**What is expected:**
Rewrite the records as a numbered list, from their first line through the line that contains "colorbar-tick-label: −0.017: [133, 28, 170, 39]", leaving out any blank lines.

**Given information:**
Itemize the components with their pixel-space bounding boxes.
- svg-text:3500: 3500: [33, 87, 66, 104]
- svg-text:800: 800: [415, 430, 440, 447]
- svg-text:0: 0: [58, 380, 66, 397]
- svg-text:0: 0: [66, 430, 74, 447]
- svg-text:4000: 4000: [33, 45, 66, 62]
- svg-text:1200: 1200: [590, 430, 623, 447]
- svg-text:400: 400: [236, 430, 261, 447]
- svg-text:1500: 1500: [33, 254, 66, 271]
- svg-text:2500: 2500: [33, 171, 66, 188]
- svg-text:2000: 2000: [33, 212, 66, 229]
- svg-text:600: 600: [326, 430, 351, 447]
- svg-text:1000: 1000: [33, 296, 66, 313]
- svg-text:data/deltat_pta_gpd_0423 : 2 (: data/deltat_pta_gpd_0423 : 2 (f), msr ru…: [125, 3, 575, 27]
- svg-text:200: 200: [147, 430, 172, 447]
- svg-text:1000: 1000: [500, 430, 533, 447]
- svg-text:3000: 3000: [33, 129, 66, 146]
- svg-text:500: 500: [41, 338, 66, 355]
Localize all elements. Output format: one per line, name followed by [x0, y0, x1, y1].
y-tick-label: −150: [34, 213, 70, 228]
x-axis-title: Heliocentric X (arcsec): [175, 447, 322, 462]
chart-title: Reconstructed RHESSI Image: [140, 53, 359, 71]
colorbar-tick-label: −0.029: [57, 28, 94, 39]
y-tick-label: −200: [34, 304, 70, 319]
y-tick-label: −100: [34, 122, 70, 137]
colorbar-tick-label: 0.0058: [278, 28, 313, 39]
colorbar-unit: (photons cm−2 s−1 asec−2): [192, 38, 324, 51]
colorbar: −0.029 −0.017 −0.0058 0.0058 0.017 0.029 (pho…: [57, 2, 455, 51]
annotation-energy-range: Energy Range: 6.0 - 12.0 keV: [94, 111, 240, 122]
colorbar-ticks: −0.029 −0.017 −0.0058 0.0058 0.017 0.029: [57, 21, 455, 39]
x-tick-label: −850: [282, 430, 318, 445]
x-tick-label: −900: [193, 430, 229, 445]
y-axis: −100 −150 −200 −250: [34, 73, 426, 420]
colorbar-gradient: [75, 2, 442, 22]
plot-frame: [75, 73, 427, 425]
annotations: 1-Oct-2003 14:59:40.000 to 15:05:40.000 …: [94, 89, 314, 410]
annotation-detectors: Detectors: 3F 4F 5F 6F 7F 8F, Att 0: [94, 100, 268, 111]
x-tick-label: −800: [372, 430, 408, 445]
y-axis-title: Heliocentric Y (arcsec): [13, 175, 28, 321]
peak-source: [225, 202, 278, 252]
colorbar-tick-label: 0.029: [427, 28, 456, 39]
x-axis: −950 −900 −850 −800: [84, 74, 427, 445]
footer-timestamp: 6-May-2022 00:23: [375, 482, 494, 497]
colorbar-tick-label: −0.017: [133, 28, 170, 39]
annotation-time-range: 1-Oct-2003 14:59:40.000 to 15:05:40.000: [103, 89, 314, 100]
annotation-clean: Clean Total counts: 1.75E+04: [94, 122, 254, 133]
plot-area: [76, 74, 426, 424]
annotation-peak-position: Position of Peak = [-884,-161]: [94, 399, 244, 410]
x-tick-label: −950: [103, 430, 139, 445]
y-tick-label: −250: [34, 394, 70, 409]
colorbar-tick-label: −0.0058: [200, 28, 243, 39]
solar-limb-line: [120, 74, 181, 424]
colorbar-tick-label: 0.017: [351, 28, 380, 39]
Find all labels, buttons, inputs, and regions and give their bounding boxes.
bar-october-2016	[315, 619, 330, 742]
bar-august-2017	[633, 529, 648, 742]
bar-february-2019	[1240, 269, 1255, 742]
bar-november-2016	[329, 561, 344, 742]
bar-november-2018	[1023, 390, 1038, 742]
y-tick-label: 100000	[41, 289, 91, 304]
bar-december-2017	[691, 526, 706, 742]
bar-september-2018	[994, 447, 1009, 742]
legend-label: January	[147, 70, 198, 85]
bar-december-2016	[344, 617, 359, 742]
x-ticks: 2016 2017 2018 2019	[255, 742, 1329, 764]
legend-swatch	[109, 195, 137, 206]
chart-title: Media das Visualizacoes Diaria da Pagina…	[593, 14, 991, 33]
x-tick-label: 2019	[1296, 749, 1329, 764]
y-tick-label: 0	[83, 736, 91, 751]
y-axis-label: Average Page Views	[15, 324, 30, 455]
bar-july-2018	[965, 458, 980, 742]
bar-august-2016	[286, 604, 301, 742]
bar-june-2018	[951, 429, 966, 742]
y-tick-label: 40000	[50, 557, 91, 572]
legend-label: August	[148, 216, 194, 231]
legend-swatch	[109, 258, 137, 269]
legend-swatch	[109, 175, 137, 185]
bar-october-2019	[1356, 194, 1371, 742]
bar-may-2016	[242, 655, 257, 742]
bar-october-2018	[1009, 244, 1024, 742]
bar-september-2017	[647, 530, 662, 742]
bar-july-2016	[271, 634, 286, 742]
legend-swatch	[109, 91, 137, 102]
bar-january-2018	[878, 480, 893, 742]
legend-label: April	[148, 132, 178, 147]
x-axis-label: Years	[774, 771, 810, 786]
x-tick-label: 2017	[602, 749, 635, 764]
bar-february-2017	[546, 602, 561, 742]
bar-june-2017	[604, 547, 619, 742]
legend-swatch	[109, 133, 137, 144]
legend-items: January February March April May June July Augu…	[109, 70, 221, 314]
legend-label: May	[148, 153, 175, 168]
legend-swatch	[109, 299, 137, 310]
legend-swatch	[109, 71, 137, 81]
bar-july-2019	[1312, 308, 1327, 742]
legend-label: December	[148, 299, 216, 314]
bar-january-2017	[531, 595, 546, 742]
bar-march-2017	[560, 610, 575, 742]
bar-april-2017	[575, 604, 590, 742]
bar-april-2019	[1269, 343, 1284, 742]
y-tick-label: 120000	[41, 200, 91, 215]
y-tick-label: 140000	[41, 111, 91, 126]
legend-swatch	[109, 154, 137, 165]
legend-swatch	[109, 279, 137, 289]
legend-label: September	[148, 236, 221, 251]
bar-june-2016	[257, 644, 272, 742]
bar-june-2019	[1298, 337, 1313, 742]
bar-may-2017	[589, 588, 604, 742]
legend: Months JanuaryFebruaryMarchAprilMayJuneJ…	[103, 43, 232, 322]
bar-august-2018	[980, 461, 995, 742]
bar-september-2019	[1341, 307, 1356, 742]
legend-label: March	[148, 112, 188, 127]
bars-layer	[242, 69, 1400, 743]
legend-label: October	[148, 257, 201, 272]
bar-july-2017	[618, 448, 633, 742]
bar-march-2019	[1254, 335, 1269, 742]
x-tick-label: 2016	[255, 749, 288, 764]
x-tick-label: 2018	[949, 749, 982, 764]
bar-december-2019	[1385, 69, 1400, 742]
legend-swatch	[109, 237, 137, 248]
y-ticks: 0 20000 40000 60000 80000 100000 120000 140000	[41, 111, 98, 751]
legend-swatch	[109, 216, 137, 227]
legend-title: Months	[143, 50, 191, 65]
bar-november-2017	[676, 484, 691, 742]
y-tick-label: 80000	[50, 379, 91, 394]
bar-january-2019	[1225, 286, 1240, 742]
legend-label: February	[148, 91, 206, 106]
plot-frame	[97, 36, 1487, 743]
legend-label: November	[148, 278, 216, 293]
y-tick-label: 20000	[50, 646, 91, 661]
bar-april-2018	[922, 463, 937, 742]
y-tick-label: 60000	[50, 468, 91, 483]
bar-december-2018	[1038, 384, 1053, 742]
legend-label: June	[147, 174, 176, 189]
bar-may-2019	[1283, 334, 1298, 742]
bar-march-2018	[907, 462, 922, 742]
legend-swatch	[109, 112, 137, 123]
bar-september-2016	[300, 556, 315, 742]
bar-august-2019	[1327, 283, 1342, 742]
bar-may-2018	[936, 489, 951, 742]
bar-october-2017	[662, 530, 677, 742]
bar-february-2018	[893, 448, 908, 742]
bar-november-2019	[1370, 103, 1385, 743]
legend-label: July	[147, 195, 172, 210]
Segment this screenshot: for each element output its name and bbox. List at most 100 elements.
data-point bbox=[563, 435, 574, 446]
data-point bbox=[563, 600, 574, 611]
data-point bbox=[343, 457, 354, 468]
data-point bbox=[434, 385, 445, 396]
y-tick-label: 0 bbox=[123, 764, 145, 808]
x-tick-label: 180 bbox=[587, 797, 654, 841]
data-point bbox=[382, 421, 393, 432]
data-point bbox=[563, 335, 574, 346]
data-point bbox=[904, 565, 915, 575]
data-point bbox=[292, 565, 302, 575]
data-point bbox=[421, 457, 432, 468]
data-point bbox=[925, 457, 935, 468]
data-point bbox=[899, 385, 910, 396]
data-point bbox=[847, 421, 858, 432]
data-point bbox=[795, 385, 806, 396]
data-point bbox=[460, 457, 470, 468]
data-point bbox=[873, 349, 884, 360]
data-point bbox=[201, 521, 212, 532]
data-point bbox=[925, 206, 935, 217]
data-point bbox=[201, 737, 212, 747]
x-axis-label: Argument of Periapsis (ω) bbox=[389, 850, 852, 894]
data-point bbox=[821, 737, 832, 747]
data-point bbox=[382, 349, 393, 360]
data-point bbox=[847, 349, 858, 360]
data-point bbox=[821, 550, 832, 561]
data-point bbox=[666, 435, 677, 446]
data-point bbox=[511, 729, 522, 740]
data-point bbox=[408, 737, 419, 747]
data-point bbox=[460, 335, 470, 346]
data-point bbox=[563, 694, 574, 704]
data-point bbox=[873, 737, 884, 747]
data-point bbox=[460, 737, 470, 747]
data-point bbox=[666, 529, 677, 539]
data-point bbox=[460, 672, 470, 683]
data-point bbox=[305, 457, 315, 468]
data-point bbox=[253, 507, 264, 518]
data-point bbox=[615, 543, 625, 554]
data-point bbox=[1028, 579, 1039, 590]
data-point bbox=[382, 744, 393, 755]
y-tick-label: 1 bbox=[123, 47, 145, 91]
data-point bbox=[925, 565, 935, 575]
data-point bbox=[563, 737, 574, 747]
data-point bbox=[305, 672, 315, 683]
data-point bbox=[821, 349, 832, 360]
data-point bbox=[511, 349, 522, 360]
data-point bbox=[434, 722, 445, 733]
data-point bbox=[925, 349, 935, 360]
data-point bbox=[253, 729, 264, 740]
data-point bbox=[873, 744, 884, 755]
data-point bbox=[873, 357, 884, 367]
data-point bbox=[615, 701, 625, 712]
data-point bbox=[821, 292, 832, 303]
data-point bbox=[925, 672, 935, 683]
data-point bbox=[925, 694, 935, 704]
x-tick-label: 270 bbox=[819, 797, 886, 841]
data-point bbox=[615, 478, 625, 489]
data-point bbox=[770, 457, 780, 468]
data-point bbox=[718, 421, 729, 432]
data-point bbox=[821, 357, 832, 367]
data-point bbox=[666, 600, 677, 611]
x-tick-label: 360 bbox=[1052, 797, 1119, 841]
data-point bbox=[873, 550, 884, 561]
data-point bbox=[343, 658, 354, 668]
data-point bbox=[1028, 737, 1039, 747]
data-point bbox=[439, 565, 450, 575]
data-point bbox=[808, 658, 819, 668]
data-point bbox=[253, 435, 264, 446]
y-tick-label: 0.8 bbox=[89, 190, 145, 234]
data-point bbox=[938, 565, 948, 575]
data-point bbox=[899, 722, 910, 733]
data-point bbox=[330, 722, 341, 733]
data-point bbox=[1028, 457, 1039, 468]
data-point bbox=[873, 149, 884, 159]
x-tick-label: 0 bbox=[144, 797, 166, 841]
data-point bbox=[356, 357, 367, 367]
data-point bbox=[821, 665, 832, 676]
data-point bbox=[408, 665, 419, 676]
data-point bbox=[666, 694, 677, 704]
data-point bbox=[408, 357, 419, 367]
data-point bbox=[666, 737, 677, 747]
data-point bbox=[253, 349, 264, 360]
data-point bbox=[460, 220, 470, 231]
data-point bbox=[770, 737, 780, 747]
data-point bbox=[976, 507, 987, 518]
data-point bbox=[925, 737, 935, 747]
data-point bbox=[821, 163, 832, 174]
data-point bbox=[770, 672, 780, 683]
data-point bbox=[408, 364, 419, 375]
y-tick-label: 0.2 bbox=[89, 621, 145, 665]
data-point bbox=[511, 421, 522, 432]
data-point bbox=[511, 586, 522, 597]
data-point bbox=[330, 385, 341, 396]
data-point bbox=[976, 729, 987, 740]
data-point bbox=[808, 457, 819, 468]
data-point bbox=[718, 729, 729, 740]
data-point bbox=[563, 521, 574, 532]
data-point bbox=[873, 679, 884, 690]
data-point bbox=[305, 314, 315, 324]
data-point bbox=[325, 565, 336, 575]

**Response to this exercise:**
1. Itemize the components with their pixel-space bounding boxes.
2. - svg-text:3500: 3500: [33, 87, 66, 104]
3. - svg-text:800: 800: [415, 430, 440, 447]
4. - svg-text:0: 0: [58, 380, 66, 397]
5. - svg-text:0: 0: [66, 430, 74, 447]
6. - svg-text:4000: 4000: [33, 45, 66, 62]
7. - svg-text:1200: 1200: [590, 430, 623, 447]
8. - svg-text:400: 400: [236, 430, 261, 447]
9. - svg-text:1500: 1500: [33, 254, 66, 271]
10. - svg-text:2500: 2500: [33, 171, 66, 188]
11. - svg-text:2000: 2000: [33, 212, 66, 229]
12. - svg-text:600: 600: [326, 430, 351, 447]
13. - svg-text:1000: 1000: [33, 296, 66, 313]
14. - svg-text:data/deltat_pta_gpd_0423 : 2 (: data/deltat_pta_gpd_0423 : 2 (f), msr ru…: [125, 3, 575, 27]
15. - svg-text:200: 200: [147, 430, 172, 447]
16. - svg-text:1000: 1000: [500, 430, 533, 447]
17. - svg-text:3000: 3000: [33, 129, 66, 146]
18. - svg-text:500: 500: [41, 338, 66, 355]
19. Localize all elements. Output format: one per line, name followed by [x0, y0, x1, y1].
20. y-tick-label: −150: [34, 213, 70, 228]
21. x-axis-title: Heliocentric X (arcsec): [175, 447, 322, 462]
22. chart-title: Reconstructed RHESSI Image: [140, 53, 359, 71]
23. colorbar-tick-label: −0.029: [57, 28, 94, 39]
24. y-tick-label: −200: [34, 304, 70, 319]
25. y-tick-label: −100: [34, 122, 70, 137]
26. colorbar-tick-label: 0.0058: [278, 28, 313, 39]
27. colorbar-unit: (photons cm−2 s−1 asec−2): [192, 38, 324, 51]
28. colorbar: −0.029 −0.017 −0.0058 0.0058 0.017 0.029 (pho…: [57, 2, 455, 51]
29. annotation-energy-range: Energy Range: 6.0 - 12.0 keV: [94, 111, 240, 122]
30. colorbar-ticks: −0.029 −0.017 −0.0058 0.0058 0.017 0.029: [57, 21, 455, 39]
31. x-tick-label: −850: [282, 430, 318, 445]
32. x-tick-label: −900: [193, 430, 229, 445]
33. y-axis: −100 −150 −200 −250: [34, 73, 426, 420]
34. colorbar-gradient: [75, 2, 442, 22]
35. plot-frame: [75, 73, 427, 425]
36. annotations: 1-Oct-2003 14:59:40.000 to 15:05:40.000 …: [94, 89, 314, 410]
37. annotation-detectors: Detectors: 3F 4F 5F 6F 7F 8F, Att 0: [94, 100, 268, 111]
38. x-tick-label: −800: [372, 430, 408, 445]
39. y-axis-title: Heliocentric Y (arcsec): [13, 175, 28, 321]
40. peak-source: [225, 202, 278, 252]
41. colorbar-tick-label: 0.029: [427, 28, 456, 39]
42. x-axis: −950 −900 −850 −800: [84, 74, 427, 445]
43. footer-timestamp: 6-May-2022 00:23: [375, 482, 494, 497]
44. colorbar-tick-label: −0.017: [133, 28, 170, 39]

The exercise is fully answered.